Records contained in a dataset
__________

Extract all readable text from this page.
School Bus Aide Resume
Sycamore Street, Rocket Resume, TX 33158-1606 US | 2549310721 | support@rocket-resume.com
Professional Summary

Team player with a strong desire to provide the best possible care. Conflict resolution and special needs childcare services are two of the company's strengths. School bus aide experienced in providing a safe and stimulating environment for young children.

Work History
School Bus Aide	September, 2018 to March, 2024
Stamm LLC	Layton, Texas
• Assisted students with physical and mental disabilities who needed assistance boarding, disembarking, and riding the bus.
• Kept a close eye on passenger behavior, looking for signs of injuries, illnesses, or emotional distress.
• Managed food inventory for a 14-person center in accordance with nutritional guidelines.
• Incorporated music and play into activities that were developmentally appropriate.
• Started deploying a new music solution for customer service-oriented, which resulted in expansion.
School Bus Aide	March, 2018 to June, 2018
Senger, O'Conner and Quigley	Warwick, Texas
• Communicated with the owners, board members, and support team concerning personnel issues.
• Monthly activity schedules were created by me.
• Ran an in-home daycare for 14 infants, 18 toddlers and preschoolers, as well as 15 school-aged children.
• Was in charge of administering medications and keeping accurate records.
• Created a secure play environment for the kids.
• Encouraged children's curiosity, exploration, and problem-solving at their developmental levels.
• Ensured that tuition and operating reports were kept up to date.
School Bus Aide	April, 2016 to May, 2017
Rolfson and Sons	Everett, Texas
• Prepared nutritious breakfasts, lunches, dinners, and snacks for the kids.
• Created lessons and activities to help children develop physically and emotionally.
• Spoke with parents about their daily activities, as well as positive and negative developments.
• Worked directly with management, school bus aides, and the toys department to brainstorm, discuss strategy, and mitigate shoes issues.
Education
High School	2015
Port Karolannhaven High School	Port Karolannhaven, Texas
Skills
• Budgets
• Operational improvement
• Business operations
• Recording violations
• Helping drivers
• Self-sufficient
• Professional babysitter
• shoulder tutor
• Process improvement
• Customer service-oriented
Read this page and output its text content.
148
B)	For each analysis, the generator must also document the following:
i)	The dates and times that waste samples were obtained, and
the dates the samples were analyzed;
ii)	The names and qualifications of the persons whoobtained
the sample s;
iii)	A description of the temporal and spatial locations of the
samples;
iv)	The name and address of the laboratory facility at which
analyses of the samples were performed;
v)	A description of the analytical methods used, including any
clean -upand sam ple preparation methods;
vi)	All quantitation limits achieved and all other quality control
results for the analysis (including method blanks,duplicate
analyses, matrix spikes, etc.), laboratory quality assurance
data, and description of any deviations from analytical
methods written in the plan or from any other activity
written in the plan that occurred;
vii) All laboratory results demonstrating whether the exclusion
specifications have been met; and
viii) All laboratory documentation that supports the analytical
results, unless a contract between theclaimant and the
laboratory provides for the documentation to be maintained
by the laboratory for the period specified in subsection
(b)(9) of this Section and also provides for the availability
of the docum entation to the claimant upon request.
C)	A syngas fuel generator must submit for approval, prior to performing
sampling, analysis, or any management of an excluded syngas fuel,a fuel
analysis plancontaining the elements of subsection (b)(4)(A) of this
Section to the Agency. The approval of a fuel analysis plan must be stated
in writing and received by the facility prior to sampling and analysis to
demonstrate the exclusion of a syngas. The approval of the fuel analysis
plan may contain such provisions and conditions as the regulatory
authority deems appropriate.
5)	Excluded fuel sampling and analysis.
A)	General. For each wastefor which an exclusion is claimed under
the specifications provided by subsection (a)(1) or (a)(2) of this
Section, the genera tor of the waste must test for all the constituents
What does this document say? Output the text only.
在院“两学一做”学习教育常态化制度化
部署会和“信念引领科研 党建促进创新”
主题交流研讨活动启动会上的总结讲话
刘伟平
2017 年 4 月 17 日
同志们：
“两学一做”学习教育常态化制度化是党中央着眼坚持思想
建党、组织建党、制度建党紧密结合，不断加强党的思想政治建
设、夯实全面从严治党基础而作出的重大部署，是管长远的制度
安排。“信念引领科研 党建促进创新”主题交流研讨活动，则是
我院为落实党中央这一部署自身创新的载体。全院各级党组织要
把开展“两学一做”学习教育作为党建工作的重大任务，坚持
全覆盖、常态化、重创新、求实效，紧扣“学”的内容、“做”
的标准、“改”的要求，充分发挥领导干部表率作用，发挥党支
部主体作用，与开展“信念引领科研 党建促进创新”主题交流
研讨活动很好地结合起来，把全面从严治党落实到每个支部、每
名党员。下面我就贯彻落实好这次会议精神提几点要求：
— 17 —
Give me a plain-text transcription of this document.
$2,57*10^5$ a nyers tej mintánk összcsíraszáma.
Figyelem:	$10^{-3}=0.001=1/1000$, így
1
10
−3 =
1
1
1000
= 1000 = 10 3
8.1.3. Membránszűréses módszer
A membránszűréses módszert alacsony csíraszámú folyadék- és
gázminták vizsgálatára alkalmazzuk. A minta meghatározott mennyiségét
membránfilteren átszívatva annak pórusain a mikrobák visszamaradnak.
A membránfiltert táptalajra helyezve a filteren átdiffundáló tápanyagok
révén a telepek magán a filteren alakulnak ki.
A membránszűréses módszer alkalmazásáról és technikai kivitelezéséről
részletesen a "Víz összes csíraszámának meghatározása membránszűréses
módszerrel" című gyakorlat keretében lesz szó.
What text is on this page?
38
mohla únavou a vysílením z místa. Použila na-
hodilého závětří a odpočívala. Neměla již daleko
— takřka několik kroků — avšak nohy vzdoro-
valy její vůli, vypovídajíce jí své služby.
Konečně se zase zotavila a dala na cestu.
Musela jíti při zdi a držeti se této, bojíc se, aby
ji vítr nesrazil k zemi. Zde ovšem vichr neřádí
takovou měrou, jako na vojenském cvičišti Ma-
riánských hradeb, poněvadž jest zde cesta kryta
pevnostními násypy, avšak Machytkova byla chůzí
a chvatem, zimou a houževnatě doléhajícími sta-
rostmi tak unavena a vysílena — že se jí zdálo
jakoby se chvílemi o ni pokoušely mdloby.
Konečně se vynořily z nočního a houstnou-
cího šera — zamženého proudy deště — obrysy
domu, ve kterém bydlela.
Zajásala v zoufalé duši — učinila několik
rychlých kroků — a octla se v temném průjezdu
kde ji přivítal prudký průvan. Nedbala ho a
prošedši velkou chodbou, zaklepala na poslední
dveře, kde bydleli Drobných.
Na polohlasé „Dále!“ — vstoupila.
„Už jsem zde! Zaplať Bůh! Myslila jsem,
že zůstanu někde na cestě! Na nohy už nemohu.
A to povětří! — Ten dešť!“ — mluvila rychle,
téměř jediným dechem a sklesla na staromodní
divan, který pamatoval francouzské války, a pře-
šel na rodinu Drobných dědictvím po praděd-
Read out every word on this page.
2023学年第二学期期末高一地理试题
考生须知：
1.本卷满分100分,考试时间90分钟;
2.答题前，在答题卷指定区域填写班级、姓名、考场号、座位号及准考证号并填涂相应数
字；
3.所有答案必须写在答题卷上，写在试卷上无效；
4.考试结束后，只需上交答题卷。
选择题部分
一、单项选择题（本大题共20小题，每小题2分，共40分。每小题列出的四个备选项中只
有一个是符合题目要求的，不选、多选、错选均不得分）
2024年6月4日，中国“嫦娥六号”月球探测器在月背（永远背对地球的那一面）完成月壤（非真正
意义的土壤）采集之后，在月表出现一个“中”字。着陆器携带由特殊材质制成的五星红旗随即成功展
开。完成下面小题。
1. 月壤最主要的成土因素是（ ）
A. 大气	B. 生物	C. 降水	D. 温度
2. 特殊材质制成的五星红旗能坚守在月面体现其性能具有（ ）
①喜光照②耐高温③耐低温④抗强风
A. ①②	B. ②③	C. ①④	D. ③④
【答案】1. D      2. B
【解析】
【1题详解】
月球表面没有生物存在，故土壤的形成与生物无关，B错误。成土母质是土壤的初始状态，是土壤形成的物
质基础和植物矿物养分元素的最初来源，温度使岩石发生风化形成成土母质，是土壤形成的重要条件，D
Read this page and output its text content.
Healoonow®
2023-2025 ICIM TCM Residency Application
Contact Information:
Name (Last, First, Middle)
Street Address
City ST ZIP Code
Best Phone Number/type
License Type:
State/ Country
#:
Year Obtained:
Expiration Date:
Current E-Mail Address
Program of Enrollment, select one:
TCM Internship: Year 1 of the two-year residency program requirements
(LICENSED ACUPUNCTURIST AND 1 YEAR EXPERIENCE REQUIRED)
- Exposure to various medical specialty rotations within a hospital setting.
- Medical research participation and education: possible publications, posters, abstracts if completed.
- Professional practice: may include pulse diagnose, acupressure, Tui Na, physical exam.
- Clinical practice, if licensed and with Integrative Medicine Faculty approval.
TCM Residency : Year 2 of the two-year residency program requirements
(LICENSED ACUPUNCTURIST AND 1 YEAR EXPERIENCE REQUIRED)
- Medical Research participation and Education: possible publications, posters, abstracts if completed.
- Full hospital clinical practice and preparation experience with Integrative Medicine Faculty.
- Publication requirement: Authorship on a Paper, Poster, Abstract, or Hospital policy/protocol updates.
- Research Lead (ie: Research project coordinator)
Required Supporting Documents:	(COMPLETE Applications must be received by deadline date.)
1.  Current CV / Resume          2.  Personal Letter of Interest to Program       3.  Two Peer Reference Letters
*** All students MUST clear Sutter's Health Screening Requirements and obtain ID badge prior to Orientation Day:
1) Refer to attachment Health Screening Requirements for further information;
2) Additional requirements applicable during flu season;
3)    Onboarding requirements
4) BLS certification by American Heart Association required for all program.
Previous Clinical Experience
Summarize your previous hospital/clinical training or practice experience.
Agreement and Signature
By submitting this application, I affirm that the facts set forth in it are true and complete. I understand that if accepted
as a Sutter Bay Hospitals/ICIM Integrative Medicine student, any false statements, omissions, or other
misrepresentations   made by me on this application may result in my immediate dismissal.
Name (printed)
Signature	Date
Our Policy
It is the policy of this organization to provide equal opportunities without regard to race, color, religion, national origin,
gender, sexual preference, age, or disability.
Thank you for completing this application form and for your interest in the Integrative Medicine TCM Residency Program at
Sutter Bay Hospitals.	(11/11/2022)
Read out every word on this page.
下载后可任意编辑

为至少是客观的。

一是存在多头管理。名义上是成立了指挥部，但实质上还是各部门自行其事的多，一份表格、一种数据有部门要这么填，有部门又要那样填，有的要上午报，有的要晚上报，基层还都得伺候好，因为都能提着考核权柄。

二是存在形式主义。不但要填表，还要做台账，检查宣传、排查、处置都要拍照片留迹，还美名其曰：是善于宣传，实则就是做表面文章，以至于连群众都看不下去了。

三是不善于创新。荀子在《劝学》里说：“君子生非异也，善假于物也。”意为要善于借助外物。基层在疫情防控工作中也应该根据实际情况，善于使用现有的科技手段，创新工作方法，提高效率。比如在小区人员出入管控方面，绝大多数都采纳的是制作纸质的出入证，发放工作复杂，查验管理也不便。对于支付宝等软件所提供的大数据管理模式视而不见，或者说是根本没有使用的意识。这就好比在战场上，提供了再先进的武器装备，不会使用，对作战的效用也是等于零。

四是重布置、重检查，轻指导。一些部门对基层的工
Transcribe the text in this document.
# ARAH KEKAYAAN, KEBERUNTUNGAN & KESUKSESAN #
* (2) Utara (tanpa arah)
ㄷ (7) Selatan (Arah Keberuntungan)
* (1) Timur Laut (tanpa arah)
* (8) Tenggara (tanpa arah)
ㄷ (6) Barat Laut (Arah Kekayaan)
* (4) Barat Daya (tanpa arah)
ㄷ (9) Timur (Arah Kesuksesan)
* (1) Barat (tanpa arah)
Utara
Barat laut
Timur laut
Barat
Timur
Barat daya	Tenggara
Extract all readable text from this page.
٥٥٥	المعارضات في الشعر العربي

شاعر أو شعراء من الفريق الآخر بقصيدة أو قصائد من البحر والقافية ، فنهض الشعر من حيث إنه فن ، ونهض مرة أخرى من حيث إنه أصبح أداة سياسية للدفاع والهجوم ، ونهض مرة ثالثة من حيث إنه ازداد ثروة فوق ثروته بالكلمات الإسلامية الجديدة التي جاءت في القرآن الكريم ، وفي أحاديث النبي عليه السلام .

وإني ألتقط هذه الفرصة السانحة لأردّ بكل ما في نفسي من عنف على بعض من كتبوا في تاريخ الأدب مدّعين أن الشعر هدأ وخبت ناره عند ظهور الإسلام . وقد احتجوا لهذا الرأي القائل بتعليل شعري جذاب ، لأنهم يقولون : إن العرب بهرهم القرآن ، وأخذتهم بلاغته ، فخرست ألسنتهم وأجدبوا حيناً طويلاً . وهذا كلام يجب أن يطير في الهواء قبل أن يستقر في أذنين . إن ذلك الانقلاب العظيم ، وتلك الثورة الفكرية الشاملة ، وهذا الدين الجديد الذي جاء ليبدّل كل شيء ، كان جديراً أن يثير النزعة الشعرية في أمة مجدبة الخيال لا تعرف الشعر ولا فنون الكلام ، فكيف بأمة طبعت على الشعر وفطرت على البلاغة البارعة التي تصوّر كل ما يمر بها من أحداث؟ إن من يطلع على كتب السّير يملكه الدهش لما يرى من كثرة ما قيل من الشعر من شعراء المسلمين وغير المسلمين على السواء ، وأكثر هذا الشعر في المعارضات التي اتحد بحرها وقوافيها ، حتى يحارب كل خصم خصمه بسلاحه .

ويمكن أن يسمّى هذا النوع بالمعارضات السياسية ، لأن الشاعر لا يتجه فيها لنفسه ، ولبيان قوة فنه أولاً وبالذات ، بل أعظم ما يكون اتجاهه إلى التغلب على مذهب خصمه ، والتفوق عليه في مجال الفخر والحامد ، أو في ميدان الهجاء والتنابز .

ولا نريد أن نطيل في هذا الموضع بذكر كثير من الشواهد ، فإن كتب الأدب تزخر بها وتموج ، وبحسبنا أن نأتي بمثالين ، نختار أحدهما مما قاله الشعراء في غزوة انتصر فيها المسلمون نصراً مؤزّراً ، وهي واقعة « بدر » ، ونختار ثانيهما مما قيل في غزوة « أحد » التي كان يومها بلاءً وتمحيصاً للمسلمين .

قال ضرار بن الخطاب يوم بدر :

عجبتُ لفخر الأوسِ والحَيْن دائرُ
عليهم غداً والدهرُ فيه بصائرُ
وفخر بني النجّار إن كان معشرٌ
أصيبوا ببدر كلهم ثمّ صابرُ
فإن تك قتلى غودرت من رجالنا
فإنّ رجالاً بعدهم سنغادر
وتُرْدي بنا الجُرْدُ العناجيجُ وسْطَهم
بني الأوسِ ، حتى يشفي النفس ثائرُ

__________

Task statement »
Scan the material above for the word "kids". Copy each line where it occurs.

Answer for the task »
• Created a secure play environment for the kids.
• Prepared nutritious breakfasts, lunches, dinners, and snacks for the kids.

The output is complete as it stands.